Data entries:

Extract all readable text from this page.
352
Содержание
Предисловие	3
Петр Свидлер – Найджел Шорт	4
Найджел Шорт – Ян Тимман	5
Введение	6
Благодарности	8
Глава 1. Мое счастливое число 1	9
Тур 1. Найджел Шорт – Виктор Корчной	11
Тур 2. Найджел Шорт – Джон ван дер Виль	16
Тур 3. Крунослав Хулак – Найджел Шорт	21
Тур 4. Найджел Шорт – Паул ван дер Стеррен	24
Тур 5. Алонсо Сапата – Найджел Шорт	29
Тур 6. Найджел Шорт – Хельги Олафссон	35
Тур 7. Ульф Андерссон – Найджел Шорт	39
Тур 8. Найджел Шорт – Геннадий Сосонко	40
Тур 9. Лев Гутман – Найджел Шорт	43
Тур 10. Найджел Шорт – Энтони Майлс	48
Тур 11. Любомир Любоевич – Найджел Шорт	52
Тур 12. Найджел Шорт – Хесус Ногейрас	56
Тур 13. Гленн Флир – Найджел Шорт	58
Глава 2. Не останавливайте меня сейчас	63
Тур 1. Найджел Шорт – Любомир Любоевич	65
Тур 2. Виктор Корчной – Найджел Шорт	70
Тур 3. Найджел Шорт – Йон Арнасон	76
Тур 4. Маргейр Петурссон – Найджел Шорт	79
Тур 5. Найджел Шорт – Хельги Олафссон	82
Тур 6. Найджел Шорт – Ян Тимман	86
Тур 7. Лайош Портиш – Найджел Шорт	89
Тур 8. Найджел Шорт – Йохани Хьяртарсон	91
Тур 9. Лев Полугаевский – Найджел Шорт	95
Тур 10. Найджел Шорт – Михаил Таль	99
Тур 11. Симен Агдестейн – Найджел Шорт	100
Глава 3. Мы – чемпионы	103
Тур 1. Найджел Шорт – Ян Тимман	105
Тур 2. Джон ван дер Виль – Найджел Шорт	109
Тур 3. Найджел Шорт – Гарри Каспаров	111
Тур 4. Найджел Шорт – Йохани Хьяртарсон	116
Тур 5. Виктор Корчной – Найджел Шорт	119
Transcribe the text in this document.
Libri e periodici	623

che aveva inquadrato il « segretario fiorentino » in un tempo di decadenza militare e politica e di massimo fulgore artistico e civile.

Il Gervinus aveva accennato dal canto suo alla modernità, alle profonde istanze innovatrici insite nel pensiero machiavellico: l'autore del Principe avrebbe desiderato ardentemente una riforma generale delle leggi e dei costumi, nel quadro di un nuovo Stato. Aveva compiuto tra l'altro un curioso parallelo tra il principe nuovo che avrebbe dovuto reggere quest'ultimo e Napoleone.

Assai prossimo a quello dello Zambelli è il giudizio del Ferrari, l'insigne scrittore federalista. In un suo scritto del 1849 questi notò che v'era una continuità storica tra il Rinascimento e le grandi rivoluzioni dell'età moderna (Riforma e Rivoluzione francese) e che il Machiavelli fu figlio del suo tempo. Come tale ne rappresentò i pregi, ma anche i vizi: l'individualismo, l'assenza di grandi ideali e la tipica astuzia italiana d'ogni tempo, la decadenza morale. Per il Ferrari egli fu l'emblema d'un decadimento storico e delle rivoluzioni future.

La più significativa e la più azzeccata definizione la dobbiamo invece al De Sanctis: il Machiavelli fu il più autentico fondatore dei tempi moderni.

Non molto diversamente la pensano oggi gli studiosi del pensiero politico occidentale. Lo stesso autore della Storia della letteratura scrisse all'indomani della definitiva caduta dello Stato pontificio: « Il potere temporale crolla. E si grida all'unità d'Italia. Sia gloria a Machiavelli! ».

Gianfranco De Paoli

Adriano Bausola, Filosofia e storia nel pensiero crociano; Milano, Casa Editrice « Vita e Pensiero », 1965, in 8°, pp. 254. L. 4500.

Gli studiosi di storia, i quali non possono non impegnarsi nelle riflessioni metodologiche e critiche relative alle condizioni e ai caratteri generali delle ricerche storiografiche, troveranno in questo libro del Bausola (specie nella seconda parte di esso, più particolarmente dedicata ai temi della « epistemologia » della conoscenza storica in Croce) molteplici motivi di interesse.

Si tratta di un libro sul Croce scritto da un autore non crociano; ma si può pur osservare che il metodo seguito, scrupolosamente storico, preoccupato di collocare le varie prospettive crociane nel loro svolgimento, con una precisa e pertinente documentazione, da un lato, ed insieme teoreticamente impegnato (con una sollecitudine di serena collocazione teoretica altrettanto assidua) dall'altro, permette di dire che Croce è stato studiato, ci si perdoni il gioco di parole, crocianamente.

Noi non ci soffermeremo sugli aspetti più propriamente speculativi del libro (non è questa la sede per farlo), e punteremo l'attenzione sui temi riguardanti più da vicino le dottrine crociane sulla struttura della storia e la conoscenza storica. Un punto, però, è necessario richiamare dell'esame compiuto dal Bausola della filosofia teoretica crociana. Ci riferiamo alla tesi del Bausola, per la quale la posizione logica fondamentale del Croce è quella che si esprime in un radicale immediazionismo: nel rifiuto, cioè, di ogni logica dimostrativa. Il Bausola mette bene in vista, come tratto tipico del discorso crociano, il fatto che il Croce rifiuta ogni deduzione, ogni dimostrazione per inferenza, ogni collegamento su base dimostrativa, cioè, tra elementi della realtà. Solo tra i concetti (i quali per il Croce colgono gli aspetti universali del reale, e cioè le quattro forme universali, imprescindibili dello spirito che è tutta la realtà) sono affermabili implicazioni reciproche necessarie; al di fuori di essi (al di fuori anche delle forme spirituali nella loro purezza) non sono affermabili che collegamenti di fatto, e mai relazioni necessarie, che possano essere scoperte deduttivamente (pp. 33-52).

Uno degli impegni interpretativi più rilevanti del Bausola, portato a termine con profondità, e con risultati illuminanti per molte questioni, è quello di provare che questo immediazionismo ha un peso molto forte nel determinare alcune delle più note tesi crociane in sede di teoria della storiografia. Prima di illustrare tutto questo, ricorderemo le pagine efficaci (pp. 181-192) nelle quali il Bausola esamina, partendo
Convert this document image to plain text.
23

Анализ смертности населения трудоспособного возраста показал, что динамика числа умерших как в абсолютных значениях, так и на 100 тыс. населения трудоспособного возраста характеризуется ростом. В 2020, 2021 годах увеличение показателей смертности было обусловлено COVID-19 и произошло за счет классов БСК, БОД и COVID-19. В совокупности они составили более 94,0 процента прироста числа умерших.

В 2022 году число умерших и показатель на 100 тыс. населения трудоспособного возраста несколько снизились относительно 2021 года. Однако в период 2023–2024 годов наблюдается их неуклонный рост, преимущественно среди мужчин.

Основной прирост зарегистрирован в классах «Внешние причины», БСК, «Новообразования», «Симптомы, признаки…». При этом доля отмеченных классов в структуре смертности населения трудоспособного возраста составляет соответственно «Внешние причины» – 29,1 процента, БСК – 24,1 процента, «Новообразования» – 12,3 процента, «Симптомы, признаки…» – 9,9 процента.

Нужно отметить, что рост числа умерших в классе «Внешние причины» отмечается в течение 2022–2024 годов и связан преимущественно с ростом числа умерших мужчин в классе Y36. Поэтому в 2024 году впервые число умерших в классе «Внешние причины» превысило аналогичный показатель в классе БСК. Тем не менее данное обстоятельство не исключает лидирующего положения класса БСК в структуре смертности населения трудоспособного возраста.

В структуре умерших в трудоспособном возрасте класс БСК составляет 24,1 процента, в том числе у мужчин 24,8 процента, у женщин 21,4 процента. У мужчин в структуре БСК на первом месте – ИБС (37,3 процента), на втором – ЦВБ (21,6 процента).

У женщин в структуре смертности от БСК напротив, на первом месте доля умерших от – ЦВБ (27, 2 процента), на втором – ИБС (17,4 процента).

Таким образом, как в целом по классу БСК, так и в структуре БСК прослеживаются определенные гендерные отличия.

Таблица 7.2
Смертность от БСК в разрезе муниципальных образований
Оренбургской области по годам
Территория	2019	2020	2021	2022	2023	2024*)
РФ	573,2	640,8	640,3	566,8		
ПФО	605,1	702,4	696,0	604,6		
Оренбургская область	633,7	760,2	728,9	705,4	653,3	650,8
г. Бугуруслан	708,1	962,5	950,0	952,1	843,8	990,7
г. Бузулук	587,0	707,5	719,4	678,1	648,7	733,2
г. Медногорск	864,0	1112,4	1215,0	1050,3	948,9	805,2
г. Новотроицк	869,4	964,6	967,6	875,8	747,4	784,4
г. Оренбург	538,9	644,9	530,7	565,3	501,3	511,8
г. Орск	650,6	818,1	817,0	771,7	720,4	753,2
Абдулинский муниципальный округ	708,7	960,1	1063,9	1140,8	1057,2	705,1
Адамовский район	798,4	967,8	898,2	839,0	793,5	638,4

Task goal:
Set out every line from the material that contains the string "Любомир".

Response to the task:
Тур 11. Любомир Любоевич – Найджел Шорт	52
Тур 1. Найджел Шорт – Любомир Любоевич	65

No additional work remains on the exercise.